**What to work on:** Copy out every line in which the string "JSON" occurs.
────────────────────
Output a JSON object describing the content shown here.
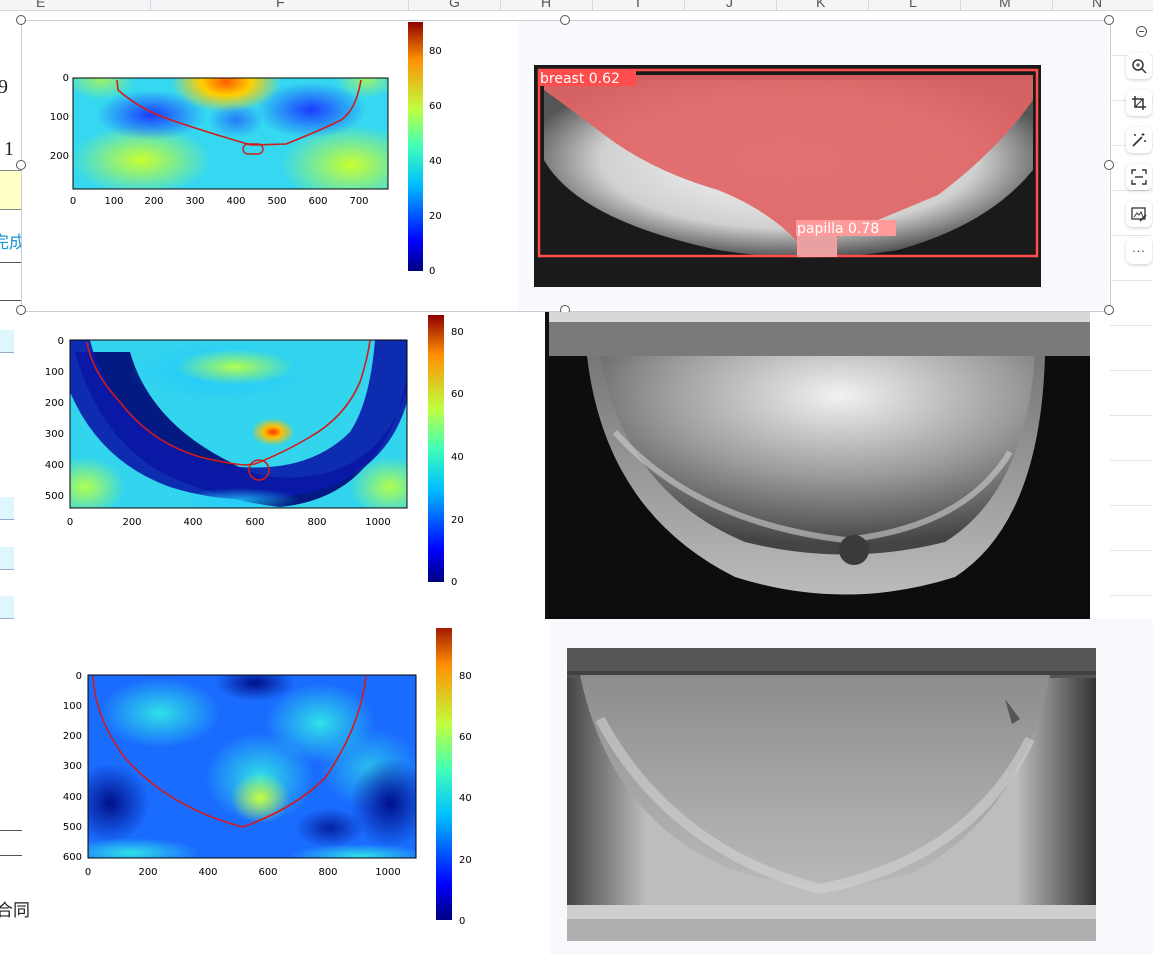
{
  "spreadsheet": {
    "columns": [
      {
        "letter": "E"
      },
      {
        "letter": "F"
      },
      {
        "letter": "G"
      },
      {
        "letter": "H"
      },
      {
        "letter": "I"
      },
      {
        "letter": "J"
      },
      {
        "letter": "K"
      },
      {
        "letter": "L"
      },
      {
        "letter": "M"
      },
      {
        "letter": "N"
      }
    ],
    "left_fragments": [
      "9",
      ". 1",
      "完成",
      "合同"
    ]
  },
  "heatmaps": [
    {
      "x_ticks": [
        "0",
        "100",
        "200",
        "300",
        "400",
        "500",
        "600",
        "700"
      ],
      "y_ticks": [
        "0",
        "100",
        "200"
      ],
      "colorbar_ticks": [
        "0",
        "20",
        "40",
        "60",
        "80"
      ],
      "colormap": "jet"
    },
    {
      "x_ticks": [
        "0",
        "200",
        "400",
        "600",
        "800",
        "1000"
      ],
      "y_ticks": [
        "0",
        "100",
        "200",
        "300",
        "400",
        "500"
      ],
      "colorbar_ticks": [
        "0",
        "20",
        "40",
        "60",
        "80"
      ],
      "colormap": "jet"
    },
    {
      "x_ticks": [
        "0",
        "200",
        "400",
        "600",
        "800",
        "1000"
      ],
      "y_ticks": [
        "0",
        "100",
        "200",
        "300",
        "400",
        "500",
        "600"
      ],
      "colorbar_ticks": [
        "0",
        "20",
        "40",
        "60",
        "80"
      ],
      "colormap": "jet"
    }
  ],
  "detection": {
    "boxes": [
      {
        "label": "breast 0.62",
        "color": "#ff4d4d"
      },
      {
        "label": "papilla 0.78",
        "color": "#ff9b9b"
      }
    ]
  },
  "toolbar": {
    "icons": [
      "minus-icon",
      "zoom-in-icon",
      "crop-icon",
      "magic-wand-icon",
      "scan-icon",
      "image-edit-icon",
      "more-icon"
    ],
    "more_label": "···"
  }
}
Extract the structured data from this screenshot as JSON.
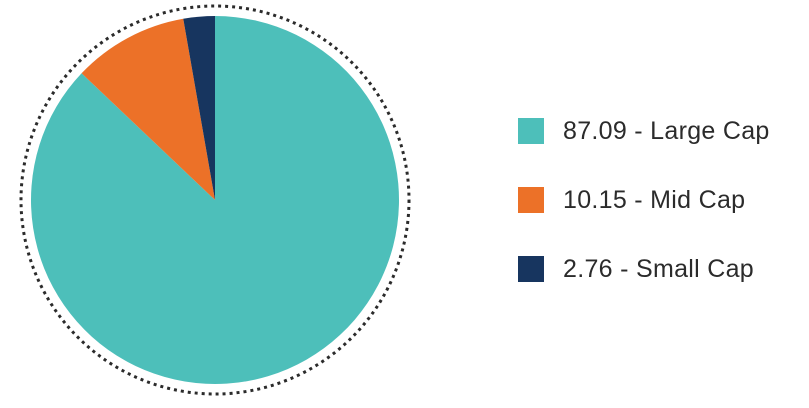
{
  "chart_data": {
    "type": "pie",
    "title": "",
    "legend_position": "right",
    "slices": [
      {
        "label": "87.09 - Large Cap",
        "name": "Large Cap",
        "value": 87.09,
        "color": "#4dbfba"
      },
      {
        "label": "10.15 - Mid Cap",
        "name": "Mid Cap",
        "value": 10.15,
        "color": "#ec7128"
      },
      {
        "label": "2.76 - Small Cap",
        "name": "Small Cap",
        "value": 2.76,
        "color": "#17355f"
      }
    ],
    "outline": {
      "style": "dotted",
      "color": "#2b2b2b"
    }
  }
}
────────────────────
**The completed task:**
Output a JSON object describing the content shown here.
Extract the structured data from this screenshot as JSON.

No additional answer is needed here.